Data entries
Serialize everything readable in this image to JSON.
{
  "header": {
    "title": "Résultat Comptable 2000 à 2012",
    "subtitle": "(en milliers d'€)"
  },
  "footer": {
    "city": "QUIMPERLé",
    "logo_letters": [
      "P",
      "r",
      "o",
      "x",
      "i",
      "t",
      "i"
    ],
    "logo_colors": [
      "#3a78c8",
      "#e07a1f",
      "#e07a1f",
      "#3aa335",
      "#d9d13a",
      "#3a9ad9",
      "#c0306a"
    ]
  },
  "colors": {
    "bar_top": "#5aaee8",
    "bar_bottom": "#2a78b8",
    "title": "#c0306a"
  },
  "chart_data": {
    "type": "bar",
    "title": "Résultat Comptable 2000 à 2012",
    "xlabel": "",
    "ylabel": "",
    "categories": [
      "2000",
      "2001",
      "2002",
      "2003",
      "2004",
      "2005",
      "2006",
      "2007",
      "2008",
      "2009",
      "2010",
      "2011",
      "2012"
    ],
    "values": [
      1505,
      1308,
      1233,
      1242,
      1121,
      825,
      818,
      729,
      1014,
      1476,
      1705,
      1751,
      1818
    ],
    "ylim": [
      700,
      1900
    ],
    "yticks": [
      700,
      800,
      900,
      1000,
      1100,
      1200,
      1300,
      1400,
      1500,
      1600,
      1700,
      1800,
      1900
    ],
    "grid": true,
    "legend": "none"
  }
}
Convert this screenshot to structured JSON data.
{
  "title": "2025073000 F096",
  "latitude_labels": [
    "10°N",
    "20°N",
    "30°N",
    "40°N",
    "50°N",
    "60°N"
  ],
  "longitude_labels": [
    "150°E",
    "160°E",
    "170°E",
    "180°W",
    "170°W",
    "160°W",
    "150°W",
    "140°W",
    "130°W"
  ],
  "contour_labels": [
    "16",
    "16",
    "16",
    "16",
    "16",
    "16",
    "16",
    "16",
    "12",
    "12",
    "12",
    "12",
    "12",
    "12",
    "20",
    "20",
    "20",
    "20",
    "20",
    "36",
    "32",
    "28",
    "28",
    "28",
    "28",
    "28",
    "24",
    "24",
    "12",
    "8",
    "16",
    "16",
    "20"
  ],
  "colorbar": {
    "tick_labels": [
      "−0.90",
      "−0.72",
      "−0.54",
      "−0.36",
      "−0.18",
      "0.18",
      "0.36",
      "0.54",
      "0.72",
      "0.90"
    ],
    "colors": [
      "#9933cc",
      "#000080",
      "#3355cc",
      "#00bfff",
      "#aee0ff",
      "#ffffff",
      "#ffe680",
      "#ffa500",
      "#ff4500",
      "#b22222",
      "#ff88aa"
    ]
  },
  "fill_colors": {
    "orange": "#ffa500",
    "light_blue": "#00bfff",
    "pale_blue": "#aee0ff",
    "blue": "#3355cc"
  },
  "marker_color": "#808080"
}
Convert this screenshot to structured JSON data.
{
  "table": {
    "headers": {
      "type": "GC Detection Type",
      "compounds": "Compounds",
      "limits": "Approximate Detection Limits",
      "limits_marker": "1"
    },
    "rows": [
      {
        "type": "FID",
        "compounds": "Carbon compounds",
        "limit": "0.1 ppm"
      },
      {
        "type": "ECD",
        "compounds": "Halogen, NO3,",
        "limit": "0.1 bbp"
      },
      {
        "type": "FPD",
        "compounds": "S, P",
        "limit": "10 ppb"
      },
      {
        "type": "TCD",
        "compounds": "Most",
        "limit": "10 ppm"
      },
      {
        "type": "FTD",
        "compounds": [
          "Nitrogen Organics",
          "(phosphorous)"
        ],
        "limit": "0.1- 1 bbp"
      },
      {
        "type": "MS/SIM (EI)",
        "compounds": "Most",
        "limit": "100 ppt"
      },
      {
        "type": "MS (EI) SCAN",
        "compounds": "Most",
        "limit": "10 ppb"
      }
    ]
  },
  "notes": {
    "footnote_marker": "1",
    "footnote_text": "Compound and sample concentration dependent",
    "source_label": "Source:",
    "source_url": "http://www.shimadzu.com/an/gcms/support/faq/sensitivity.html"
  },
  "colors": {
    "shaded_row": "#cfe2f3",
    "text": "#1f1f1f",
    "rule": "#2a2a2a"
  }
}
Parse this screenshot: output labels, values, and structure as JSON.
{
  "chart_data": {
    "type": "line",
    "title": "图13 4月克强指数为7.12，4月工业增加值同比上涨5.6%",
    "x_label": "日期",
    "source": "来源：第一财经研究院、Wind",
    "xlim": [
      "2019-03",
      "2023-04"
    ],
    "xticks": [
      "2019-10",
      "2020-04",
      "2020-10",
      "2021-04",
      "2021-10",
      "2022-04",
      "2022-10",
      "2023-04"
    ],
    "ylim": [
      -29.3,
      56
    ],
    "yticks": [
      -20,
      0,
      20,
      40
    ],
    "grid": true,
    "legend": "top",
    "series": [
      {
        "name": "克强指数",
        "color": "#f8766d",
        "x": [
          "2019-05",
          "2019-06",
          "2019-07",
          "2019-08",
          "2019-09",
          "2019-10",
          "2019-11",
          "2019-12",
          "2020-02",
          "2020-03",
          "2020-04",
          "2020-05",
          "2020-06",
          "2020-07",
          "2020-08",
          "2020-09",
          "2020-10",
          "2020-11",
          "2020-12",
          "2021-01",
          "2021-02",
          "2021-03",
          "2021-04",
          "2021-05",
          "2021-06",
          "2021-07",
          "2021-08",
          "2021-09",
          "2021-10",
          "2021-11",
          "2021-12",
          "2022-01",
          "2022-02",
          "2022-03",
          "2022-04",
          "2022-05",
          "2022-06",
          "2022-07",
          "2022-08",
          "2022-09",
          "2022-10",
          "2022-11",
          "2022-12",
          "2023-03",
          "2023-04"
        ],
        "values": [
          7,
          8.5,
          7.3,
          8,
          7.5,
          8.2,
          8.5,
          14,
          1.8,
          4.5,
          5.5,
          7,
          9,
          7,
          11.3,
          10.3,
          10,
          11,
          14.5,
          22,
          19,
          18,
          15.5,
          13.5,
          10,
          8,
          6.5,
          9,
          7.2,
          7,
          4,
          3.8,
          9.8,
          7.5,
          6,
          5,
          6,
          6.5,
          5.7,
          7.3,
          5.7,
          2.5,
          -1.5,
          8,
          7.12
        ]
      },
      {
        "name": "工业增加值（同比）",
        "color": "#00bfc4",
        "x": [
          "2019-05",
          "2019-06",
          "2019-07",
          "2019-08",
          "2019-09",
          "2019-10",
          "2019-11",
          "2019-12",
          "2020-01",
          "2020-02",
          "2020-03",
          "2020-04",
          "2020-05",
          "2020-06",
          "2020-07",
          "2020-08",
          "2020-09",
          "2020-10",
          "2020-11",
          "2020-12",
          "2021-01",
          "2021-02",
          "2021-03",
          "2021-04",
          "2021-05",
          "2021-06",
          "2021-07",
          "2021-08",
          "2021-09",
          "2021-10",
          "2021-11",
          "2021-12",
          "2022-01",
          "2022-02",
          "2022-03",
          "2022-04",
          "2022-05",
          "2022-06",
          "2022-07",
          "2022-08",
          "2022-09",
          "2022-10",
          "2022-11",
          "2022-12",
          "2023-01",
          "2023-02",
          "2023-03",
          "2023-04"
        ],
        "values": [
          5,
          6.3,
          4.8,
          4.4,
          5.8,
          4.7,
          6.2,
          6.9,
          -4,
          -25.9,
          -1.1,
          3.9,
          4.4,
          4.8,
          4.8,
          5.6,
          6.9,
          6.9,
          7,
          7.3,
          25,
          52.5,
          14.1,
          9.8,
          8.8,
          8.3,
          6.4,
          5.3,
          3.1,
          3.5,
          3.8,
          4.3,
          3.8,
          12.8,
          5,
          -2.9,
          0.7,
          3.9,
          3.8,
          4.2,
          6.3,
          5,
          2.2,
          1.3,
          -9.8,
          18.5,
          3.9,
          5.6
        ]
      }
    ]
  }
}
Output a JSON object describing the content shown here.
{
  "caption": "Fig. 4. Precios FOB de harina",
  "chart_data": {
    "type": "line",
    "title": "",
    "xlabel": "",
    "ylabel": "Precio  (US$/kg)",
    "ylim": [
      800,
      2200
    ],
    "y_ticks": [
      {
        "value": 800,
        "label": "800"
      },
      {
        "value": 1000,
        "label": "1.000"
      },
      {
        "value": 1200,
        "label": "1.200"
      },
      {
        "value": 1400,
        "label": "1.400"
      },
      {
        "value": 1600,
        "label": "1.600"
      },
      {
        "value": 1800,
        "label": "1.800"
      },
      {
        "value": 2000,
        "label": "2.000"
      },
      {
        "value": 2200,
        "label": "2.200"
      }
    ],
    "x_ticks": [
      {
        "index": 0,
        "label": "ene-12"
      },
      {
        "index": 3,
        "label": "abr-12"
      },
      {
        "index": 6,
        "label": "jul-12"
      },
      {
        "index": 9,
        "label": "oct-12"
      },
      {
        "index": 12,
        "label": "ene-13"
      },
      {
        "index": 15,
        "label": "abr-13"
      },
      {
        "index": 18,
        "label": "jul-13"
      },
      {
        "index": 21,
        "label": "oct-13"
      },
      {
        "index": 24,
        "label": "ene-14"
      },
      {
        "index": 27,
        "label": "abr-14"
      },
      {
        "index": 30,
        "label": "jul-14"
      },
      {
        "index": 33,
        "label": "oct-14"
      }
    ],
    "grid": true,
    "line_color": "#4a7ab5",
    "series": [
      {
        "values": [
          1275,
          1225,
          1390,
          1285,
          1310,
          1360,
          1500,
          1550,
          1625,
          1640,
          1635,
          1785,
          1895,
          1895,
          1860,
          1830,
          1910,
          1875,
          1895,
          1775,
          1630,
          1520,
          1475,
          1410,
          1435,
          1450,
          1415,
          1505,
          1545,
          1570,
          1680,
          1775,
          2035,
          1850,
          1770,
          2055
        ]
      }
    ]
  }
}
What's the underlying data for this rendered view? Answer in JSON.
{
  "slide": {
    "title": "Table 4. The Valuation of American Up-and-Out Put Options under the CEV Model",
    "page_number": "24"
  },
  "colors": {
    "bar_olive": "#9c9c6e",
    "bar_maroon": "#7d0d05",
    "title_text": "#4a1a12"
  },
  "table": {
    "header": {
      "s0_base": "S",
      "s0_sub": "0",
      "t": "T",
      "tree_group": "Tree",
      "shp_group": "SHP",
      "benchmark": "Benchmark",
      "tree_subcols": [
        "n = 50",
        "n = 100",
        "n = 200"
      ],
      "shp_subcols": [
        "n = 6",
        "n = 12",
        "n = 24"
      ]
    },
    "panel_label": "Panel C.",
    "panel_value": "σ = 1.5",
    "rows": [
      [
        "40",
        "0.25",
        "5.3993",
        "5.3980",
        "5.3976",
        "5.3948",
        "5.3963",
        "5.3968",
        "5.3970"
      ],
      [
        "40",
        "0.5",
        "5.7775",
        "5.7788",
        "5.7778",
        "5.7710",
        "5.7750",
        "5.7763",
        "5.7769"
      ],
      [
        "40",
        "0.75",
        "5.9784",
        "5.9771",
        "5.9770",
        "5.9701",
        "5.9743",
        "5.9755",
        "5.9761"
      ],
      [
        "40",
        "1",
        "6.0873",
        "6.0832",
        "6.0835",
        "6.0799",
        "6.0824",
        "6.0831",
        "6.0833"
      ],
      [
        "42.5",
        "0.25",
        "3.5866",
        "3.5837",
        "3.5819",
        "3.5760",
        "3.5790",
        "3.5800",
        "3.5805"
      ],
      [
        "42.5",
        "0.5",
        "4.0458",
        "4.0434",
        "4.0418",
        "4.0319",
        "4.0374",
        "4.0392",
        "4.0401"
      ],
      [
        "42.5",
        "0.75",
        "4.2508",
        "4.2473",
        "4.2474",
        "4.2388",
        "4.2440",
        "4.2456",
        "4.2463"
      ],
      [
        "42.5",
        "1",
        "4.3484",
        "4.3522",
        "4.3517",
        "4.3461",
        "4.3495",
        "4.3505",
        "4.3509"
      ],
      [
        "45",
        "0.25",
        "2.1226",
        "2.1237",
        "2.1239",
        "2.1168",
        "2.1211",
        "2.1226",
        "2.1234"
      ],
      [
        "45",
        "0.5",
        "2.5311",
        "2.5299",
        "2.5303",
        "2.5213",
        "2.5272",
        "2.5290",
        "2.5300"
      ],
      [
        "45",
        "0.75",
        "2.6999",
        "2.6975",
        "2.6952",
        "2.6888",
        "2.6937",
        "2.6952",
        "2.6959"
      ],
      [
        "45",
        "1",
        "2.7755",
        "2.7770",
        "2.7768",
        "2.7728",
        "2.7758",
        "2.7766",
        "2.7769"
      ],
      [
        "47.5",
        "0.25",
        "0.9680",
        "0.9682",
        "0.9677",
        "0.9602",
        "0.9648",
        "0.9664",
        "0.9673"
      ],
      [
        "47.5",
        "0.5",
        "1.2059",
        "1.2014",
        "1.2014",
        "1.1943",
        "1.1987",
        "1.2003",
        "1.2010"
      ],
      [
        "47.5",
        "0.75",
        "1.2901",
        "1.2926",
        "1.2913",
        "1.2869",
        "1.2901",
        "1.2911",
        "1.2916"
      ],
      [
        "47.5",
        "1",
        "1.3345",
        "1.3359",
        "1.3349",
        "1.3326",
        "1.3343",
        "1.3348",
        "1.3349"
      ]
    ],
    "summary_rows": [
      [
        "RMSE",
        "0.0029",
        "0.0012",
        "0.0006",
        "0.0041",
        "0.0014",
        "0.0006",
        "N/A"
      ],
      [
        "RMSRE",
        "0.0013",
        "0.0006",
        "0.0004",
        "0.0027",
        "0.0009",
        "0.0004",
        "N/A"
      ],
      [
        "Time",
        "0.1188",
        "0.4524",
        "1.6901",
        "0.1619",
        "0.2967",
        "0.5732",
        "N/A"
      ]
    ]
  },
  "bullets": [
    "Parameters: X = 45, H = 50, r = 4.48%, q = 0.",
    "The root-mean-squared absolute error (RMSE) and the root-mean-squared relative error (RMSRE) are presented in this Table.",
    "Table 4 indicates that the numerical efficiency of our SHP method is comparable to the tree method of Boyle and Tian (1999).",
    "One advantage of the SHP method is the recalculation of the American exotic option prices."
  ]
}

• [Task objective]:
Filter the records for lines holding the string "Detection". Copy each one.

• [Response for this exercise]:
      "type": "GC Detection Type",
      "limits": "Approximate Detection Limits",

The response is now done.